▶ _Given exercise_: Identify and pull out each line of the entries in which "Административному" occurs.
Start of Data excerpts
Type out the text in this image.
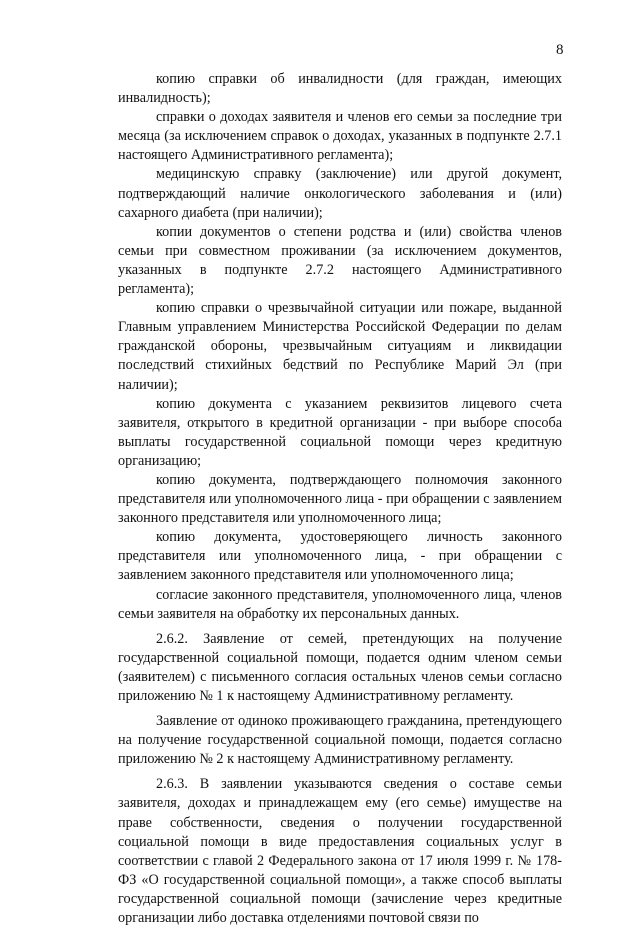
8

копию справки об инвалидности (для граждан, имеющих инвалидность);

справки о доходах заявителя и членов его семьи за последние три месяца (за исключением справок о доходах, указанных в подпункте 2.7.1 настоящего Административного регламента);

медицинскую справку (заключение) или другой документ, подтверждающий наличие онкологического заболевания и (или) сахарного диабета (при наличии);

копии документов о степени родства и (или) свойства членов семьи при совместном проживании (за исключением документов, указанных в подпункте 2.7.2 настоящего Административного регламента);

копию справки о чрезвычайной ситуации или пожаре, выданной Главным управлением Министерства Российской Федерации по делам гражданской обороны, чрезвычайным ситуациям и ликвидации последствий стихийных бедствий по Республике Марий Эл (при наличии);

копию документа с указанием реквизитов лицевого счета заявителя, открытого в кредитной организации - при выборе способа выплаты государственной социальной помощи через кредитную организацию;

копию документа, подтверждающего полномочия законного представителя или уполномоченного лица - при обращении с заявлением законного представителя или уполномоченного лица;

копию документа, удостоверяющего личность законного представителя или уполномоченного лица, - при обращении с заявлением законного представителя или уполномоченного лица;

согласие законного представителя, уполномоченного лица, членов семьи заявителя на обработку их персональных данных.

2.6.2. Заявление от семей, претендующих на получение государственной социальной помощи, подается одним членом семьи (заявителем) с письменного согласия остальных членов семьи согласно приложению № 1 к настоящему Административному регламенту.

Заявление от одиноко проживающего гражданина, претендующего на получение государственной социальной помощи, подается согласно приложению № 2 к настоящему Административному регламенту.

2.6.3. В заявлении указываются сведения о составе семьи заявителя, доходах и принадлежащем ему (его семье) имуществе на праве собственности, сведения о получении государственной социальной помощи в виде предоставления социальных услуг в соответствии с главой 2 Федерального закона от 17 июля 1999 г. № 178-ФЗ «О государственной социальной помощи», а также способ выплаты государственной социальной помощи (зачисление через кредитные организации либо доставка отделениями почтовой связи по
End of Data excerpts
Start of Data excerpts
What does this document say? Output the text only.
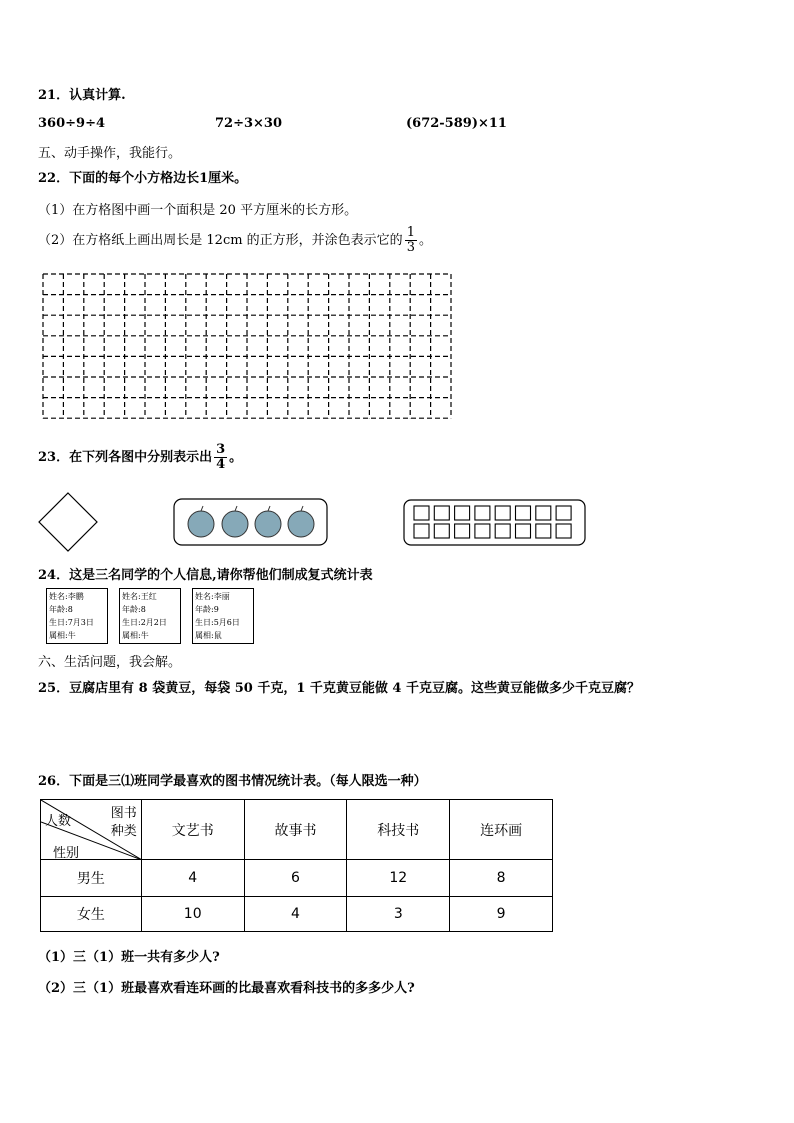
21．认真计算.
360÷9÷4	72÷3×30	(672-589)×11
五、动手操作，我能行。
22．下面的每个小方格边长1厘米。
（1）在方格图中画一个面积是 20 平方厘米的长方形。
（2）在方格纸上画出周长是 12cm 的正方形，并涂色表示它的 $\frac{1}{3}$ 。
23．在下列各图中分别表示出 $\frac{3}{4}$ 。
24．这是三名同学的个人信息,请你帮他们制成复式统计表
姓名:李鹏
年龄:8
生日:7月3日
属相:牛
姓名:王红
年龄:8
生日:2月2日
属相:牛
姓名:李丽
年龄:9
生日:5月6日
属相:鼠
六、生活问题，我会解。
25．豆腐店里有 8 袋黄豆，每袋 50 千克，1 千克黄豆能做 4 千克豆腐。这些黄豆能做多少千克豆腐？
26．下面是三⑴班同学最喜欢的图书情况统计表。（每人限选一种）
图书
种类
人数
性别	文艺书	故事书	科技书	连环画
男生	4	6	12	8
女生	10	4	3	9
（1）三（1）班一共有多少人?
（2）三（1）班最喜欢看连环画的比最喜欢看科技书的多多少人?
End of Data excerpts
▶ _The result_:
2.6.2. Заявление от семей, претендующих на получение государственной социальной помощи, подается одним членом семьи (заявителем) с письменного согласия остальных членов семьи согласно приложению № 1 к настоящему Административному регламенту.
Заявление от одиноко проживающего гражданина, претендующего на получение государственной социальной помощи, подается согласно приложению № 2 к настоящему Административному регламенту.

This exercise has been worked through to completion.